►

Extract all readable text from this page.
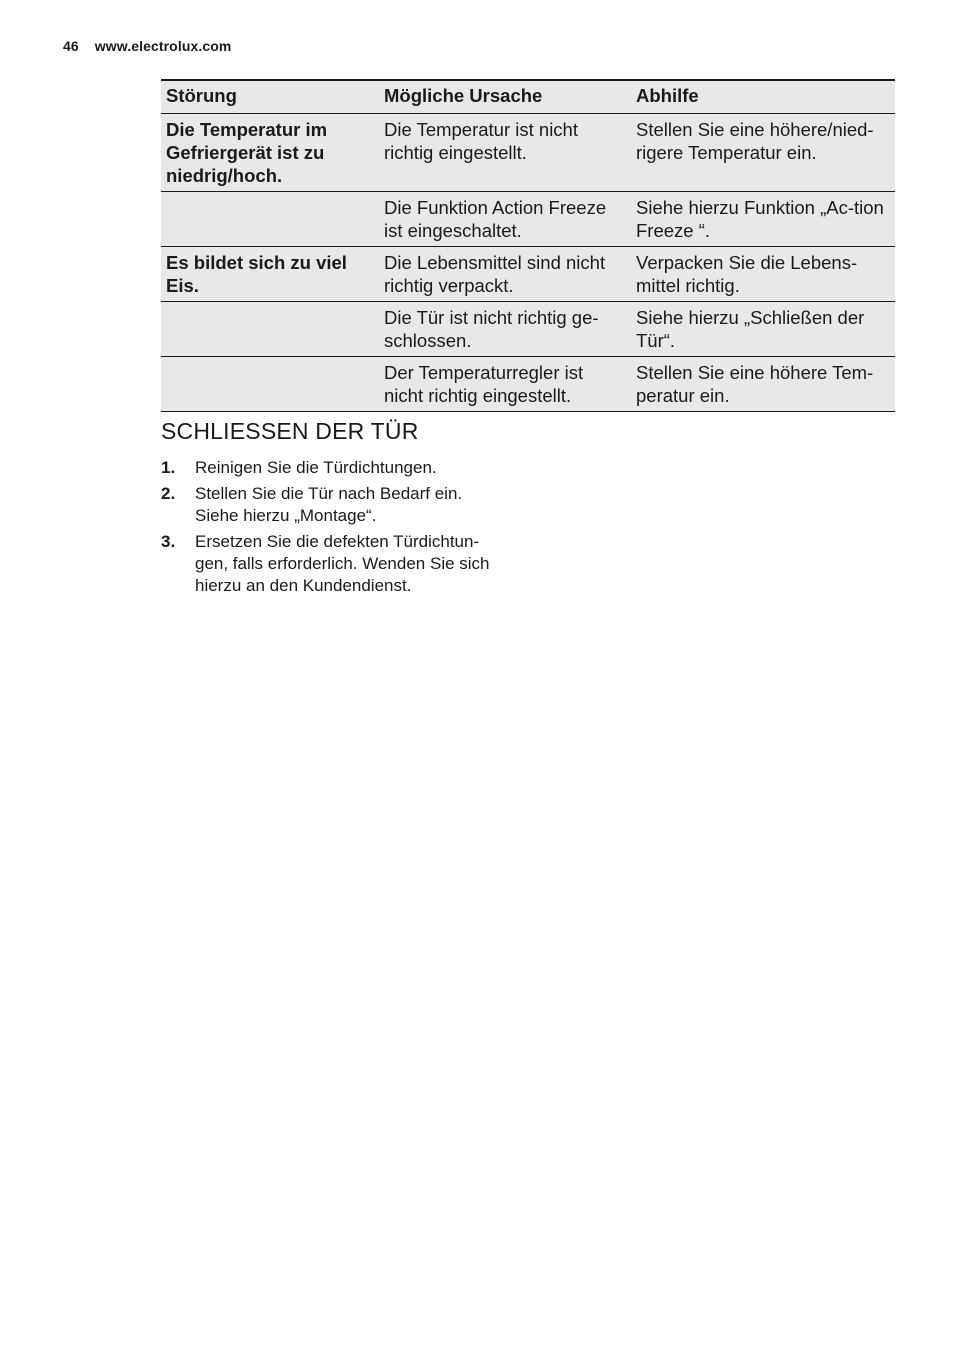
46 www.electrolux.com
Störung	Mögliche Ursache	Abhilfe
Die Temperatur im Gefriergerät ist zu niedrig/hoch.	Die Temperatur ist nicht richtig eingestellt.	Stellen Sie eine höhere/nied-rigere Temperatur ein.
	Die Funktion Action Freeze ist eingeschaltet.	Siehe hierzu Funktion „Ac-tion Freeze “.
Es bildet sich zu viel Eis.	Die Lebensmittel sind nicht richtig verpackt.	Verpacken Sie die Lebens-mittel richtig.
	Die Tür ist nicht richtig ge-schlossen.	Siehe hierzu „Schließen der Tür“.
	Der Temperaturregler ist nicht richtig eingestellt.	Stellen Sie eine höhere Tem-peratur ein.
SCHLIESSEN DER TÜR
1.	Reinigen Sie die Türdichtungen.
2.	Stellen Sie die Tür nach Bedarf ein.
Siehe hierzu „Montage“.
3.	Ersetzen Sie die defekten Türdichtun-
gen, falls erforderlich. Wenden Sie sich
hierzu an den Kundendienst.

◄

Leave out the pictures and transcribe the entries above exactly.

Extract all readable text from this page.
46 www.electrolux.com
Störung	Mögliche Ursache	Abhilfe
Die Temperatur im Gefriergerät ist zu niedrig/hoch.	Die Temperatur ist nicht richtig eingestellt.	Stellen Sie eine höhere/nied-rigere Temperatur ein.
	Die Funktion Action Freeze ist eingeschaltet.	Siehe hierzu Funktion „Ac-tion Freeze “.
Es bildet sich zu viel Eis.	Die Lebensmittel sind nicht richtig verpackt.	Verpacken Sie die Lebens-mittel richtig.
	Die Tür ist nicht richtig ge-schlossen.	Siehe hierzu „Schließen der Tür“.
	Der Temperaturregler ist nicht richtig eingestellt.	Stellen Sie eine höhere Tem-peratur ein.
SCHLIESSEN DER TÜR
1.	Reinigen Sie die Türdichtungen.
2.	Stellen Sie die Tür nach Bedarf ein.
Siehe hierzu „Montage“.
3.	Ersetzen Sie die defekten Türdichtun-
gen, falls erforderlich. Wenden Sie sich
hierzu an den Kundendienst.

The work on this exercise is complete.